• [What needs to be done] Retype, without alteration, each line from the line containing "Serialize everything readable" to the final line of the records.

• [Data shown]
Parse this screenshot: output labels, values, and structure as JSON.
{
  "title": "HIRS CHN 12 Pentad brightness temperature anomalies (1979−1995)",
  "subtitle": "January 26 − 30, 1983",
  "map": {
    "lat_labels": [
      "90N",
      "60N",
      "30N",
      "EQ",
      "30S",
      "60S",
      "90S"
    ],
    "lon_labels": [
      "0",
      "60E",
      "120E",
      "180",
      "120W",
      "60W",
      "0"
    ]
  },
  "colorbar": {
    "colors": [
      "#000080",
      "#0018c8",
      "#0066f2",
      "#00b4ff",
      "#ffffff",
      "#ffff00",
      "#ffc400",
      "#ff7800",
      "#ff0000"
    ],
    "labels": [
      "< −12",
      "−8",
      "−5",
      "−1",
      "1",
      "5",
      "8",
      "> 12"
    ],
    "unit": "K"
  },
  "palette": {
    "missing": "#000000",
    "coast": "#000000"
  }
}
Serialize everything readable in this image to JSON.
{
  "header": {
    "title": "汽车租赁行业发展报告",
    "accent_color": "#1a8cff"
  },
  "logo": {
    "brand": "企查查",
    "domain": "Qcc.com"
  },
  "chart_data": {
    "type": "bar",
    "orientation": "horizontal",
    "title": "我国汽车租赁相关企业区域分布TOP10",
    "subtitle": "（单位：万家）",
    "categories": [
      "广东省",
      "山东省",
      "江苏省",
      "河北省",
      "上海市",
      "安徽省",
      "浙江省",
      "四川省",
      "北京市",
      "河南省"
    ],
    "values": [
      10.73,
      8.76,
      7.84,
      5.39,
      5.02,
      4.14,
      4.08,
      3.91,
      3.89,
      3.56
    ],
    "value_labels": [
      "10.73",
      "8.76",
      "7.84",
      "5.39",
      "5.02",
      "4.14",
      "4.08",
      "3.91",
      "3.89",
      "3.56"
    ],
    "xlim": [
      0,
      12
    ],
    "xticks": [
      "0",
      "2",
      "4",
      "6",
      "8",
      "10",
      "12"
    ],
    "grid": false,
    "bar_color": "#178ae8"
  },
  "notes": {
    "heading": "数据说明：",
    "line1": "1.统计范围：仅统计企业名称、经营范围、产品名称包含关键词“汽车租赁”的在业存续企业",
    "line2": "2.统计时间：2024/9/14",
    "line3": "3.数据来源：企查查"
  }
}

• [The reply]
Serialize everything readable in this image to JSON.
{
  "header": {
    "title": "汽车租赁行业发展报告",
    "accent_color": "#1a8cff"
  },
  "logo": {
    "brand": "企查查",
    "domain": "Qcc.com"
  },
  "chart_data": {
    "type": "bar",
    "orientation": "horizontal",
    "title": "我国汽车租赁相关企业区域分布TOP10",
    "subtitle": "（单位：万家）",
    "categories": [
      "广东省",
      "山东省",
      "江苏省",
      "河北省",
      "上海市",
      "安徽省",
      "浙江省",
      "四川省",
      "北京市",
      "河南省"
    ],
    "values": [
      10.73,
      8.76,
      7.84,
      5.39,
      5.02,
      4.14,
      4.08,
      3.91,
      3.89,
      3.56
    ],
    "value_labels": [
      "10.73",
      "8.76",
      "7.84",
      "5.39",
      "5.02",
      "4.14",
      "4.08",
      "3.91",
      "3.89",
      "3.56"
    ],
    "xlim": [
      0,
      12
    ],
    "xticks": [
      "0",
      "2",
      "4",
      "6",
      "8",
      "10",
      "12"
    ],
    "grid": false,
    "bar_color": "#178ae8"
  },
  "notes": {
    "heading": "数据说明：",
    "line1": "1.统计范围：仅统计企业名称、经营范围、产品名称包含关键词“汽车租赁”的在业存续企业",
    "line2": "2.统计时间：2024/9/14",
    "line3": "3.数据来源：企查查"
  }
}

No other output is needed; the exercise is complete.